# Dataset extract start

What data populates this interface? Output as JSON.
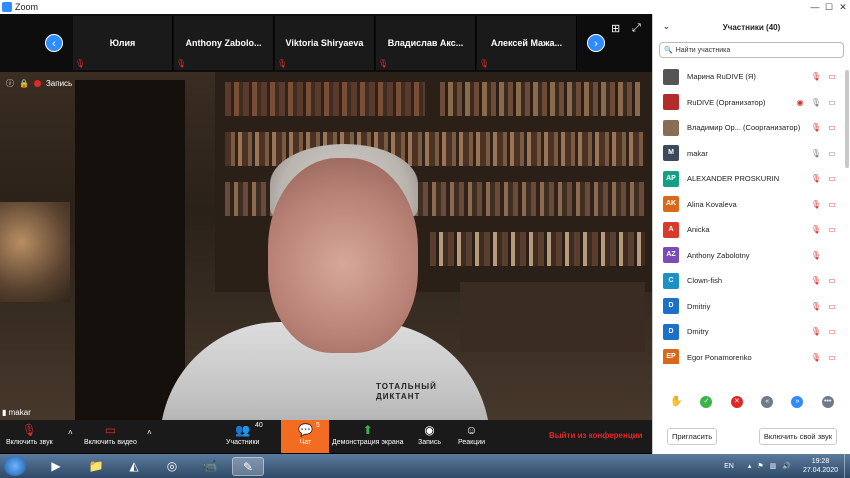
{
  "window": {
    "title": "Zoom",
    "controls": [
      "—",
      "☐",
      "✕"
    ]
  },
  "strip": {
    "tiles": [
      "Юлия",
      "Anthony  Zabolo...",
      "Viktoria Shiryaeva",
      "Владислав  Акс...",
      "Алексей  Мажа..."
    ]
  },
  "video": {
    "recording_label": "Запись",
    "speaker_name": "makar",
    "hoodie_text": "ТОТАЛЬНЫЙ ДИКТАНТ"
  },
  "toolbar": {
    "unmute": "Включить звук",
    "start_video": "Включить видео",
    "participants": "Участники",
    "participants_count": "40",
    "chat": "Чат",
    "chat_count": "5",
    "share": "Демонстрация экрана",
    "record": "Запись",
    "reactions": "Реакции",
    "end": "Выйти из конференции"
  },
  "panel": {
    "title": "Участники (40)",
    "search_placeholder": "Найти участника",
    "participants": [
      {
        "name": "Марина RuDIVE (Я)",
        "initials": "",
        "color": "#555555",
        "mic": "muted",
        "cam": "off"
      },
      {
        "name": "RuDIVE (Организатор)",
        "initials": "",
        "color": "#b32b2b",
        "mic": "on",
        "cam": "on"
      },
      {
        "name": "Владимир Ор... (Соорганизатор)",
        "initials": "",
        "color": "#8a6d55",
        "mic": "muted",
        "cam": "off"
      },
      {
        "name": "makar",
        "initials": "M",
        "color": "#3b4a5c",
        "mic": "on",
        "cam": "on"
      },
      {
        "name": "ALEXANDER PROSKURIN",
        "initials": "AP",
        "color": "#14a085",
        "mic": "muted",
        "cam": "off"
      },
      {
        "name": "Alina Kovaleva",
        "initials": "AK",
        "color": "#d9681a",
        "mic": "muted",
        "cam": "off"
      },
      {
        "name": "Anicka",
        "initials": "A",
        "color": "#d83b2b",
        "mic": "muted",
        "cam": "off"
      },
      {
        "name": "Anthony Zabolotny",
        "initials": "AZ",
        "color": "#7b4bb8",
        "mic": "muted",
        "cam": ""
      },
      {
        "name": "Clown-fish",
        "initials": "C",
        "color": "#1e90c8",
        "mic": "muted",
        "cam": "off"
      },
      {
        "name": "Dmitriy",
        "initials": "D",
        "color": "#1e6fc8",
        "mic": "muted",
        "cam": "off"
      },
      {
        "name": "Dmitry",
        "initials": "D",
        "color": "#1e6fc8",
        "mic": "muted",
        "cam": "off"
      },
      {
        "name": "Egor Ponamorenko",
        "initials": "EP",
        "color": "#d9681a",
        "mic": "muted",
        "cam": "off"
      }
    ],
    "invite": "Пригласить",
    "unmute_me": "Включить свой звук"
  },
  "taskbar": {
    "lang": "EN",
    "time": "19:28",
    "date": "27.04.2020"
  }
}
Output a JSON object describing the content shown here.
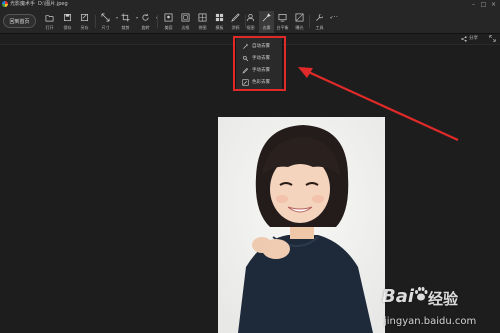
{
  "window": {
    "app_title": "光影魔术手",
    "file_path": "D:\\图片.jpeg"
  },
  "toolbar": {
    "back_label": "回到首页",
    "tools": [
      {
        "label": "打开",
        "icon": "open-icon"
      },
      {
        "label": "保存",
        "icon": "save-icon"
      },
      {
        "label": "另存",
        "icon": "save-as-icon"
      },
      {
        "label": "尺寸",
        "icon": "resize-icon"
      },
      {
        "label": "裁剪",
        "icon": "crop-icon"
      },
      {
        "label": "旋转",
        "icon": "rotate-icon"
      },
      {
        "label": "美容",
        "icon": "beauty-icon"
      },
      {
        "label": "边框",
        "icon": "frame-icon"
      },
      {
        "label": "拼图",
        "icon": "collage-icon"
      },
      {
        "label": "模板",
        "icon": "template-icon"
      },
      {
        "label": "涂鸦",
        "icon": "doodle-icon"
      },
      {
        "label": "抠图",
        "icon": "cutout-icon"
      },
      {
        "label": "去雾",
        "icon": "defog-icon"
      },
      {
        "label": "白平衡",
        "icon": "white-balance-icon"
      },
      {
        "label": "曝光",
        "icon": "exposure-icon"
      },
      {
        "label": "工具",
        "icon": "tools-icon"
      }
    ]
  },
  "subbar": {
    "share_label": "分享"
  },
  "dropdown": {
    "items": [
      {
        "label": "自动去雾",
        "icon": "magic-wand-icon"
      },
      {
        "label": "手动去雾",
        "icon": "brush-icon"
      },
      {
        "label": "手动去雾",
        "icon": "pen-icon"
      },
      {
        "label": "色彩去雾",
        "icon": "color-icon"
      }
    ]
  },
  "annotation": {
    "highlight_color": "#e02a2a"
  },
  "watermark": {
    "brand": "Bai",
    "brand_sub": "经验",
    "url": "jingyan.baidu.com"
  }
}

# Dataset extract end

Written task
The records above must be echoed exactly, minus their pictures.

Response to this exercise
What data populates this interface? Output as JSON.
{
  "window": {
    "title": "Zoom",
    "controls": [
      "—",
      "☐",
      "✕"
    ]
  },
  "strip": {
    "tiles": [
      "Юлия",
      "Anthony  Zabolo...",
      "Viktoria Shiryaeva",
      "Владислав  Акс...",
      "Алексей  Мажа..."
    ]
  },
  "video": {
    "recording_label": "Запись",
    "speaker_name": "makar",
    "hoodie_text": "ТОТАЛЬНЫЙ ДИКТАНТ"
  },
  "toolbar": {
    "unmute": "Включить звук",
    "start_video": "Включить видео",
    "participants": "Участники",
    "participants_count": "40",
    "chat": "Чат",
    "chat_count": "5",
    "share": "Демонстрация экрана",
    "record": "Запись",
    "reactions": "Реакции",
    "end": "Выйти из конференции"
  },
  "panel": {
    "title": "Участники (40)",
    "search_placeholder": "Найти участника",
    "participants": [
      {
        "name": "Марина RuDIVE (Я)",
        "initials": "",
        "color": "#555555",
        "mic": "muted",
        "cam": "off"
      },
      {
        "name": "RuDIVE (Организатор)",
        "initials": "",
        "color": "#b32b2b",
        "mic": "on",
        "cam": "on"
      },
      {
        "name": "Владимир Ор... (Соорганизатор)",
        "initials": "",
        "color": "#8a6d55",
        "mic": "muted",
        "cam": "off"
      },
      {
        "name": "makar",
        "initials": "M",
        "color": "#3b4a5c",
        "mic": "on",
        "cam": "on"
      },
      {
        "name": "ALEXANDER PROSKURIN",
        "initials": "AP",
        "color": "#14a085",
        "mic": "muted",
        "cam": "off"
      },
      {
        "name": "Alina Kovaleva",
        "initials": "AK",
        "color": "#d9681a",
        "mic": "muted",
        "cam": "off"
      },
      {
        "name": "Anicka",
        "initials": "A",
        "color": "#d83b2b",
        "mic": "muted",
        "cam": "off"
      },
      {
        "name": "Anthony Zabolotny",
        "initials": "AZ",
        "color": "#7b4bb8",
        "mic": "muted",
        "cam": ""
      },
      {
        "name": "Clown-fish",
        "initials": "C",
        "color": "#1e90c8",
        "mic": "muted",
        "cam": "off"
      },
      {
        "name": "Dmitriy",
        "initials": "D",
        "color": "#1e6fc8",
        "mic": "muted",
        "cam": "off"
      },
      {
        "name": "Dmitry",
        "initials": "D",
        "color": "#1e6fc8",
        "mic": "muted",
        "cam": "off"
      },
      {
        "name": "Egor Ponamorenko",
        "initials": "EP",
        "color": "#d9681a",
        "mic": "muted",
        "cam": "off"
      }
    ],
    "invite": "Пригласить",
    "unmute_me": "Включить свой звук"
  },
  "taskbar": {
    "lang": "EN",
    "time": "19:28",
    "date": "27.04.2020"
  }
}
Output a JSON object describing the content shown here.
{
  "window": {
    "app_title": "光影魔术手",
    "file_path": "D:\\图片.jpeg"
  },
  "toolbar": {
    "back_label": "回到首页",
    "tools": [
      {
        "label": "打开",
        "icon": "open-icon"
      },
      {
        "label": "保存",
        "icon": "save-icon"
      },
      {
        "label": "另存",
        "icon": "save-as-icon"
      },
      {
        "label": "尺寸",
        "icon": "resize-icon"
      },
      {
        "label": "裁剪",
        "icon": "crop-icon"
      },
      {
        "label": "旋转",
        "icon": "rotate-icon"
      },
      {
        "label": "美容",
        "icon": "beauty-icon"
      },
      {
        "label": "边框",
        "icon": "frame-icon"
      },
      {
        "label": "拼图",
        "icon": "collage-icon"
      },
      {
        "label": "模板",
        "icon": "template-icon"
      },
      {
        "label": "涂鸦",
        "icon": "doodle-icon"
      },
      {
        "label": "抠图",
        "icon": "cutout-icon"
      },
      {
        "label": "去雾",
        "icon": "defog-icon"
      },
      {
        "label": "白平衡",
        "icon": "white-balance-icon"
      },
      {
        "label": "曝光",
        "icon": "exposure-icon"
      },
      {
        "label": "工具",
        "icon": "tools-icon"
      }
    ]
  },
  "subbar": {
    "share_label": "分享"
  },
  "dropdown": {
    "items": [
      {
        "label": "自动去雾",
        "icon": "magic-wand-icon"
      },
      {
        "label": "手动去雾",
        "icon": "brush-icon"
      },
      {
        "label": "手动去雾",
        "icon": "pen-icon"
      },
      {
        "label": "色彩去雾",
        "icon": "color-icon"
      }
    ]
  },
  "annotation": {
    "highlight_color": "#e02a2a"
  },
  "watermark": {
    "brand": "Bai",
    "brand_sub": "经验",
    "url": "jingyan.baidu.com"
  }
}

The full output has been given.